Extracts from a graphics dataset
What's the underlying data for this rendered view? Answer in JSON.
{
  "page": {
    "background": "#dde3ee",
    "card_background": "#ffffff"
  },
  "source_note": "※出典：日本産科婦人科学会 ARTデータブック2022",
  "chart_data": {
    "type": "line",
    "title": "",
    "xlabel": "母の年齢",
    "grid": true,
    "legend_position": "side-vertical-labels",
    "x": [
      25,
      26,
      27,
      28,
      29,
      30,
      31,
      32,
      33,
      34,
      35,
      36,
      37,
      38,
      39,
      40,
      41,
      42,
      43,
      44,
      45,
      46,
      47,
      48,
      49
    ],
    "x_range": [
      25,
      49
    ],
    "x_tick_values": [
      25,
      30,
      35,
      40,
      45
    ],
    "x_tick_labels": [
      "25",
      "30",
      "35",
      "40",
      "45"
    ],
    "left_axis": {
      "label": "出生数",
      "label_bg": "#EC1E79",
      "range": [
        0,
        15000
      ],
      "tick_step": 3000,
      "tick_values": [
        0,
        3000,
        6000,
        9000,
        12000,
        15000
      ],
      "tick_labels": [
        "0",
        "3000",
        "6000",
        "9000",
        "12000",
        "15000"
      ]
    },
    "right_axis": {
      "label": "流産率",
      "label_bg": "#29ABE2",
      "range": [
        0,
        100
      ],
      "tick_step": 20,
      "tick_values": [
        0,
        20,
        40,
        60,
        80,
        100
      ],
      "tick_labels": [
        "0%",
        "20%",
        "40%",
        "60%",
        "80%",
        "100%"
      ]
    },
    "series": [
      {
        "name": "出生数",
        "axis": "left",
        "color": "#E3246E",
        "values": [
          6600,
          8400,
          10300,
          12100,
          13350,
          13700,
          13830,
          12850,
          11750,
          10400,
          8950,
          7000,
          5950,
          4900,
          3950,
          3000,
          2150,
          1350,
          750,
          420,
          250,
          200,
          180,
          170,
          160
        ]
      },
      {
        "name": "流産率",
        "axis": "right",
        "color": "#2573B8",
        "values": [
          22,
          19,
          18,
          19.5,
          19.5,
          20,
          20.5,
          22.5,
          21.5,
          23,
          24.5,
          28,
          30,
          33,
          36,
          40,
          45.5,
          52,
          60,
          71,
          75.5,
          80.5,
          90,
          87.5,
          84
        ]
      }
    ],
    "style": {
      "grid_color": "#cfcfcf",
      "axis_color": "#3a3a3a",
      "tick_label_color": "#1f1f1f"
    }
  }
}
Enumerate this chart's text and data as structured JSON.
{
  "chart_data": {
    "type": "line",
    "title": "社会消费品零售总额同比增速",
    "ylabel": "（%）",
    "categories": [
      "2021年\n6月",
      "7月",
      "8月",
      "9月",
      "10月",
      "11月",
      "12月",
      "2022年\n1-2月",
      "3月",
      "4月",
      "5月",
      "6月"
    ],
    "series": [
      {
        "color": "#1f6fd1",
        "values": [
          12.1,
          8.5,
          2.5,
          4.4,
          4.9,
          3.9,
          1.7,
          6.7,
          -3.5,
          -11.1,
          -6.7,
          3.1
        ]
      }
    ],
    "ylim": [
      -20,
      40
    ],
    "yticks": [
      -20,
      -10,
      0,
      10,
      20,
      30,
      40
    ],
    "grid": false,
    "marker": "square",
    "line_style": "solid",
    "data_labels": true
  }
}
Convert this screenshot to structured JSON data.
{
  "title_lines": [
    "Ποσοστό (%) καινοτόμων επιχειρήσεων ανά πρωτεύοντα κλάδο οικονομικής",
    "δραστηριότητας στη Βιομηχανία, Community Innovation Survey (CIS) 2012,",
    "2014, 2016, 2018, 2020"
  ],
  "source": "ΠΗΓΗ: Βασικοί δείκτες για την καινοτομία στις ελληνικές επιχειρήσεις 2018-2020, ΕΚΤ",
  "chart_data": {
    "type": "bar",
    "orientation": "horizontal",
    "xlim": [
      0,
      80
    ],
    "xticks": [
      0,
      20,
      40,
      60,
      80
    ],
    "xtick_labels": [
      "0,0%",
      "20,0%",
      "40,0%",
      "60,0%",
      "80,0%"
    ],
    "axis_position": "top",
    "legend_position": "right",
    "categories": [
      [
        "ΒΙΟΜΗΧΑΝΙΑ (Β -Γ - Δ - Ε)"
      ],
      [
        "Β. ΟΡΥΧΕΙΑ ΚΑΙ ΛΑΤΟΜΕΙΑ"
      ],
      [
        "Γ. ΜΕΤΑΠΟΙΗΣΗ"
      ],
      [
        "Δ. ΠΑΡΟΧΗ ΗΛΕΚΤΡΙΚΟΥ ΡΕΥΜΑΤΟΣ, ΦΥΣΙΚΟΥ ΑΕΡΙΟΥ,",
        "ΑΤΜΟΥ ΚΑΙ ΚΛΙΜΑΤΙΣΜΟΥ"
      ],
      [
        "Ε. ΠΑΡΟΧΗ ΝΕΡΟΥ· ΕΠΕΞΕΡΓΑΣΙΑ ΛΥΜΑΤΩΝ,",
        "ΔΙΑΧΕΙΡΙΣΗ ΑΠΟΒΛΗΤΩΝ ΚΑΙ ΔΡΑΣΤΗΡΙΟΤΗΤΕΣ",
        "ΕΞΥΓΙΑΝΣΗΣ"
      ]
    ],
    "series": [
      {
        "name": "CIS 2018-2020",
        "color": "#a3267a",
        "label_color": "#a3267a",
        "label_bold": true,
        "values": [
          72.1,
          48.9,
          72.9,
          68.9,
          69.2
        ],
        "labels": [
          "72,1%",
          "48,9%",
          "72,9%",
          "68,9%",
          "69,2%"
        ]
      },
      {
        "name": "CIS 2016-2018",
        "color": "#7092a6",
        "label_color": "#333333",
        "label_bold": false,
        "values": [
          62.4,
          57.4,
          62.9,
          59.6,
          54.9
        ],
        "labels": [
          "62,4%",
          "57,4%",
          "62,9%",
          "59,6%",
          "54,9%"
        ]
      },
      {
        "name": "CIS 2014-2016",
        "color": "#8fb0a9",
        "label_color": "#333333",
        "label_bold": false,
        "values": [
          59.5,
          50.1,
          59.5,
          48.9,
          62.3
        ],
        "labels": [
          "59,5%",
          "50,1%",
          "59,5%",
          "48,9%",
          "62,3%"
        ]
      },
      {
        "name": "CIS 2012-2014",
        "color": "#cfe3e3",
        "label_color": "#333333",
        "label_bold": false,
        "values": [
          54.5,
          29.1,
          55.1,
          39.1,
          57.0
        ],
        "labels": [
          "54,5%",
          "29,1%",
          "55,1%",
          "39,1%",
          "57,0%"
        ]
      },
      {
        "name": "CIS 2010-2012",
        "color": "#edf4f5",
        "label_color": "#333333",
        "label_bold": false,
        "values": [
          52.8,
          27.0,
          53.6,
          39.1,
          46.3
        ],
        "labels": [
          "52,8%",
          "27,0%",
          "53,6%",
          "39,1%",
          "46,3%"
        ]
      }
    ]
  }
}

WHAT YOU NEED TO DO:
Reply with the number of lines in the data that include the string "ΠΑΡΟΧΗ" and nothing else.

RESULT OF THIS TASK:
2